- **Record extracts**
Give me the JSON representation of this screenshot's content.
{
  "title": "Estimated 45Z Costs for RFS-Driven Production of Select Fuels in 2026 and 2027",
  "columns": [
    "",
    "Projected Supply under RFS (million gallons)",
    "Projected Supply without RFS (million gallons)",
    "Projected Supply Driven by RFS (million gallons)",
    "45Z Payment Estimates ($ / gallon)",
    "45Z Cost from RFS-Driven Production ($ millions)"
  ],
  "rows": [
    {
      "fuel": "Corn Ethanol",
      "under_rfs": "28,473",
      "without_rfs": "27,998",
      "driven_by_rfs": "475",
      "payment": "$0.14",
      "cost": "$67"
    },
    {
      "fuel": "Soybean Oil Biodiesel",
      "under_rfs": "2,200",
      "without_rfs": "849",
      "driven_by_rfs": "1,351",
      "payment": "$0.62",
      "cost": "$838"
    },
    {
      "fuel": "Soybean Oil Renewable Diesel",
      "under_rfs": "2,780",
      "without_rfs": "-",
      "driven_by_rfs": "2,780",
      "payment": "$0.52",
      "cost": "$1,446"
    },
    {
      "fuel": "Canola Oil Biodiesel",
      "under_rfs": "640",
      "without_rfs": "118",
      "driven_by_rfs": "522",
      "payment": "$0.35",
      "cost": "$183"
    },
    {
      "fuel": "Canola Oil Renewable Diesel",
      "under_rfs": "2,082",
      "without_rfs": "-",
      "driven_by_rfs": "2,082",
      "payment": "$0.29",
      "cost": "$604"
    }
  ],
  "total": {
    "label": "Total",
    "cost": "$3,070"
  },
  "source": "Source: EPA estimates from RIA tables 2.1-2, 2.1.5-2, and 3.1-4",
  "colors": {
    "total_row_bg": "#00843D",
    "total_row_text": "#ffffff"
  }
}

- **Task objective**
Write every record out again, unaltered.

- **The answer**
Give me the JSON representation of this screenshot's content.
{
  "title": "Estimated 45Z Costs for RFS-Driven Production of Select Fuels in 2026 and 2027",
  "columns": [
    "",
    "Projected Supply under RFS (million gallons)",
    "Projected Supply without RFS (million gallons)",
    "Projected Supply Driven by RFS (million gallons)",
    "45Z Payment Estimates ($ / gallon)",
    "45Z Cost from RFS-Driven Production ($ millions)"
  ],
  "rows": [
    {
      "fuel": "Corn Ethanol",
      "under_rfs": "28,473",
      "without_rfs": "27,998",
      "driven_by_rfs": "475",
      "payment": "$0.14",
      "cost": "$67"
    },
    {
      "fuel": "Soybean Oil Biodiesel",
      "under_rfs": "2,200",
      "without_rfs": "849",
      "driven_by_rfs": "1,351",
      "payment": "$0.62",
      "cost": "$838"
    },
    {
      "fuel": "Soybean Oil Renewable Diesel",
      "under_rfs": "2,780",
      "without_rfs": "-",
      "driven_by_rfs": "2,780",
      "payment": "$0.52",
      "cost": "$1,446"
    },
    {
      "fuel": "Canola Oil Biodiesel",
      "under_rfs": "640",
      "without_rfs": "118",
      "driven_by_rfs": "522",
      "payment": "$0.35",
      "cost": "$183"
    },
    {
      "fuel": "Canola Oil Renewable Diesel",
      "under_rfs": "2,082",
      "without_rfs": "-",
      "driven_by_rfs": "2,082",
      "payment": "$0.29",
      "cost": "$604"
    }
  ],
  "total": {
    "label": "Total",
    "cost": "$3,070"
  },
  "source": "Source: EPA estimates from RIA tables 2.1-2, 2.1.5-2, and 3.1-4",
  "colors": {
    "total_row_bg": "#00843D",
    "total_row_text": "#ffffff"
  }
}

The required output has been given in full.